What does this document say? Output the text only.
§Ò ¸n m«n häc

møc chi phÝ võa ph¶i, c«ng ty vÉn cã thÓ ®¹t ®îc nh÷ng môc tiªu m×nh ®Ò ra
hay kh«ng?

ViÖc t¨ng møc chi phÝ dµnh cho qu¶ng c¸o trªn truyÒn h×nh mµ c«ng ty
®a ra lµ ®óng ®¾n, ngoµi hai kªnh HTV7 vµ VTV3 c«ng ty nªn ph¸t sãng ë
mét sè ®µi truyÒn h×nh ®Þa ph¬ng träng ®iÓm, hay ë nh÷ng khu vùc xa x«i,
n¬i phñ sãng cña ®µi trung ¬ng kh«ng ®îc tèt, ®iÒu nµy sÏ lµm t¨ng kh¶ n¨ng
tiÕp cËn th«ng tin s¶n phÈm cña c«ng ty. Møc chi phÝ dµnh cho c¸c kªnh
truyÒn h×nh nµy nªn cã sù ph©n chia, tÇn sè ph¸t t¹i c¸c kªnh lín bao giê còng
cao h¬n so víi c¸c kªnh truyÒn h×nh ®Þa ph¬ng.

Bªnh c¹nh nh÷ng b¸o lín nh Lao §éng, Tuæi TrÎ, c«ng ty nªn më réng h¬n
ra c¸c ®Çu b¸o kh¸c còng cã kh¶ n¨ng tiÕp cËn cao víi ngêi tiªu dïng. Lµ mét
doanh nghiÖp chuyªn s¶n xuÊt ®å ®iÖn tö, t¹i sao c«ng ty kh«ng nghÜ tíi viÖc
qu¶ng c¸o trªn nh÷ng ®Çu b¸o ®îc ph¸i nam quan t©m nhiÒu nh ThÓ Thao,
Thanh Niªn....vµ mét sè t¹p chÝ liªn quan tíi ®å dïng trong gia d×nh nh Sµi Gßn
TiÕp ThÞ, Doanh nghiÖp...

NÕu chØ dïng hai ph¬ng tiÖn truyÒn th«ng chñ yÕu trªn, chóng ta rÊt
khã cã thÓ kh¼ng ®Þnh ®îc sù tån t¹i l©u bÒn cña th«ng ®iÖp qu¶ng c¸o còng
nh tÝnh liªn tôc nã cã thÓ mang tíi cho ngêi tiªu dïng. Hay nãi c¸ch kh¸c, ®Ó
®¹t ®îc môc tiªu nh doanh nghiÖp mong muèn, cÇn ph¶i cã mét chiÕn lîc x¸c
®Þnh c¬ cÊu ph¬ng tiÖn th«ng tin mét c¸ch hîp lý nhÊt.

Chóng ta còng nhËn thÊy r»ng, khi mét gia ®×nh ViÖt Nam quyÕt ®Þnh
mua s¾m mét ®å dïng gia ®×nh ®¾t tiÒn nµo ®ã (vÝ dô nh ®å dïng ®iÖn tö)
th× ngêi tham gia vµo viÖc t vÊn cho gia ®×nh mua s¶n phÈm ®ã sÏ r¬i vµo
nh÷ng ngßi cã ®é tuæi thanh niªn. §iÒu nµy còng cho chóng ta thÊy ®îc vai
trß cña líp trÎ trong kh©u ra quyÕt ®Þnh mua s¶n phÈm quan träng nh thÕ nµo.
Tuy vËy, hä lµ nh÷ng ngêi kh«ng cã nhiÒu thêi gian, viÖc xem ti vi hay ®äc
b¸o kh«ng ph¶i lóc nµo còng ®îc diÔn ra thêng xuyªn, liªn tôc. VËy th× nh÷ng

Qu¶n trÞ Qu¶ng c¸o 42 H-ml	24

→ **Written instruction**
Search the data above for the string "dµnh" and copy each line that has it.

→ **The response**
ViÖc t¨ng møc chi phÝ dµnh cho qu¶ng c¸o trªn truyÒn h×nh mµ c«ng ty
tiÕp cËn th«ng tin s¶n phÈm cña c«ng ty. Møc chi phÝ dµnh cho c¸c kªnh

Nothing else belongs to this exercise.